§ APPLY WHAT YOU READ
1 > Using the text on Motojirō Ozaki, decide whether each statement agrees with it. Answer yes or no for each, and quote the exact words from the text that settle it.
(a) The Shizuoka Shōnen Gundan was formed in June 1913.
(b) Takasugi backed keeping Fukao as a director.
(c) Ozaki's third son received the Golden Pheasant Award in 1979.
2 > Please pull out everything in the text on Motojirō Ozaki from "Yoshinori Futara, the" down to "distinction in 1994.", copied word for word.

§ PROVIDED TEXT
►
Member of the House of Peers
- In office 29 September 1925 – 28 September 1932 Nominated by the Emperor

Member of the House of Representatives
- In office 15 May 1912 – February 1920
- Preceded by: Kunpei Matsumoto
- Succeeded by: Constituency abolished
- Constituency: Shizuoka City

Personal details
- Born: 5 October 1870 Shizuoka, Japan
- Died: 9 January 1945 (aged 74)
- Party: Independent

= Motojirō Ozaki =

Japanese politician

Motojirō Ozaki (尾崎 元次郎, Ozaki Motojirō) was a Japanese politician and businessman, member of the House of Representatives and of the House of Peers.

==Background==
Ozaki served as Shizuoka City Education Chairman, Shizuoka Taisei Junior/Senior High School, Shizuoka Blind Dormitory School President, high level positions in several banks, Shizuoka Veteran Association president and others. In addition, he created Shizuoka Shōnen Association (静岡少年軍団), a predecessor of Shizuoka Scout Council Boy Scouts, and also worked on social education for young people.

Yoshinori Futara, the head of school affairs for Shizuoka Prefecture, introduced Shō Fukao to Ozaki. The Shizuoka Shōnen Gundan (Note: 静岡少年軍団 Shizuoka Shōnen Gundan, "Shizuoka Boys' Army Corps") ("Shizuoka Boys' Army Corps") was formed in June 1913 with Ozaki as leader and Fukao and Keijirō Takasugi (Note: 高杉啓次郎 Takasugi Keijirō) as directors. 111 members took part in the enrollment ceremony at Sengen Shrine. Takasugi wanted Fukao removed for his previous activity as a socialist, but Ozaki supported Fukao.

In 1955 he posthumously received the highest distinction of the Boy Scouts of Japan, the Golden Pheasant Award. His second son Tadatsugu Ozaki, a Boy Scouts of Japan pioneer and later Shizuoka Scout Council President, received the distinction in 1979. His third son Shinpei Iwanami, a President of TEPCO and Boy Scouts of Nippon director, received the distinction in 1994.
◄
§ SOURCE INFORMATION
►
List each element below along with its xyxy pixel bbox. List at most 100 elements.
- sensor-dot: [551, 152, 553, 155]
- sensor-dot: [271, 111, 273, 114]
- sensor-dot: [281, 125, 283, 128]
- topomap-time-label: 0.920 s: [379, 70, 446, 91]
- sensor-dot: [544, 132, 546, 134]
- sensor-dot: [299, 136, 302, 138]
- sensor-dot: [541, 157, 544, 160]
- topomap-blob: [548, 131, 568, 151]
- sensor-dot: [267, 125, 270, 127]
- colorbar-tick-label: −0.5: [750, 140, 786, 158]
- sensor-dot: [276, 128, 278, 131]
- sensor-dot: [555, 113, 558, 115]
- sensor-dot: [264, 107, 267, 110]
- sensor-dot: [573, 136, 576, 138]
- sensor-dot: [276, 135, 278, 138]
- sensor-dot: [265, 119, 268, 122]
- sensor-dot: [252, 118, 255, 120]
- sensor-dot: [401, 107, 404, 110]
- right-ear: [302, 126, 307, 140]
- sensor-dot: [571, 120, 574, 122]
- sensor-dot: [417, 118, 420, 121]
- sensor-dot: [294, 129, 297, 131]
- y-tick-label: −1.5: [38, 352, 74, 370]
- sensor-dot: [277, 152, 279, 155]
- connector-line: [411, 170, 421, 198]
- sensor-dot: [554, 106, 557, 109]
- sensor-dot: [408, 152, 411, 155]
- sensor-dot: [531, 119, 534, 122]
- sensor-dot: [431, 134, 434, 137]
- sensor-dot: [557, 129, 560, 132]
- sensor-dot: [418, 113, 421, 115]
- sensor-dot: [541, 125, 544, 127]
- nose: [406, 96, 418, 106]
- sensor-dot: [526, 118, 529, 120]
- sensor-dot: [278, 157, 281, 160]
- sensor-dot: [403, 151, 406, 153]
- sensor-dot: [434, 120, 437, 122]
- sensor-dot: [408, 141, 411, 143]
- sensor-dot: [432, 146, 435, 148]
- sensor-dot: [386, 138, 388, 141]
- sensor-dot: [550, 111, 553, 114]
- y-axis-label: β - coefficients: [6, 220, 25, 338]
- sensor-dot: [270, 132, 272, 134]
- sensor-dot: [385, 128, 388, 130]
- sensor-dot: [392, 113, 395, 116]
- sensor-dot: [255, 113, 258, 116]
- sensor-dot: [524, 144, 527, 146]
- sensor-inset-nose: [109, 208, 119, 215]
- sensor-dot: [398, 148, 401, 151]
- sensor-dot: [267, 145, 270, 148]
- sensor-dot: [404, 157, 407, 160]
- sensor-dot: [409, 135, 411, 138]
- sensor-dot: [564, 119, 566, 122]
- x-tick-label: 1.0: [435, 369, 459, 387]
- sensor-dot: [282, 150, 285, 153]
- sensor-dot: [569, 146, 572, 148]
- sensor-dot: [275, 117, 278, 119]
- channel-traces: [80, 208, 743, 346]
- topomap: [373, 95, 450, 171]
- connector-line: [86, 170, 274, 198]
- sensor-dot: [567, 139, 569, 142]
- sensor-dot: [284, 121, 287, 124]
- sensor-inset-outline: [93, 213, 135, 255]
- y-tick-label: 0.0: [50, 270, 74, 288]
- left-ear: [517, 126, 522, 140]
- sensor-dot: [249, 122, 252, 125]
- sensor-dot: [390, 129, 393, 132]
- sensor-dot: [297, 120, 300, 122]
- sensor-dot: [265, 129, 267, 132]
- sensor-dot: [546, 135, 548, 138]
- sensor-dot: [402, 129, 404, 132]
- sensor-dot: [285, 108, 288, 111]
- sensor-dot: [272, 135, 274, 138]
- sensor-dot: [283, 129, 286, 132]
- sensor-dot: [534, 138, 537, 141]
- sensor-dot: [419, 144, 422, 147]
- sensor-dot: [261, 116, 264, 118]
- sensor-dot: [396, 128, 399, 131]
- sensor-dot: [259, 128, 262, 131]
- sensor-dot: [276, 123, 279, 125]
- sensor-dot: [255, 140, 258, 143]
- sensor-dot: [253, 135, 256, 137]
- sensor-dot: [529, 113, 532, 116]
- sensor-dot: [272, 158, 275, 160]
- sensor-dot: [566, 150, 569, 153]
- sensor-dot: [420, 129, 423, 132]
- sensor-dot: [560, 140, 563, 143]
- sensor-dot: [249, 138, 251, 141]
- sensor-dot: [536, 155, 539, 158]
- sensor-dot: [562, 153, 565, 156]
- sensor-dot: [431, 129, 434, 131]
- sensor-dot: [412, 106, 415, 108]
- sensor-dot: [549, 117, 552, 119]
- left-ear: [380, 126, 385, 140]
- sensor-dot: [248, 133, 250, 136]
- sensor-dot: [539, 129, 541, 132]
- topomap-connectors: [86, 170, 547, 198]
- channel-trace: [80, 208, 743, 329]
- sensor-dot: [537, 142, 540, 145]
◄
§ OUTPUTS BY TASK
1 >
(a) Yes: "was formed in June 1913 with Ozaki as leader"
(b) No: "Takasugi wanted Fukao removed for his previous activity as a socialist"
(c) No: "His third son Shinpei Iwanami, a President of TEPCO and Boy Scouts of Nippon director, received the distinction in 1994."

2 >
Yoshinori Futara, the head of school affairs for Shizuoka Prefecture, introduced Shō Fukao to Ozaki. The Shizuoka Shōnen Gundan (Note: 静岡少年軍団 Shizuoka Shōnen Gundan, "Shizuoka Boys' Army Corps") ("Shizuoka Boys' Army Corps") was formed in June 1913 with Ozaki as leader and Fukao and Keijirō Takasugi (Note: 高杉啓次郎 Takasugi Keijirō) as directors. 111 members took part in the enrollment ceremony at Sengen Shrine. Takasugi wanted Fukao removed for his previous activity as a socialist, but Ozaki supported Fukao.

In 1955 he posthumously received the highest distinction of the Boy Scouts of Japan, the Golden Pheasant Award. His second son Tadatsugu Ozaki, a Boy Scouts of Japan pioneer and later Shizuoka Scout Council President, received the distinction in 1979. His third son Shinpei Iwanami, a President of TEPCO and Boy Scouts of Nippon director, received the distinction in 1994.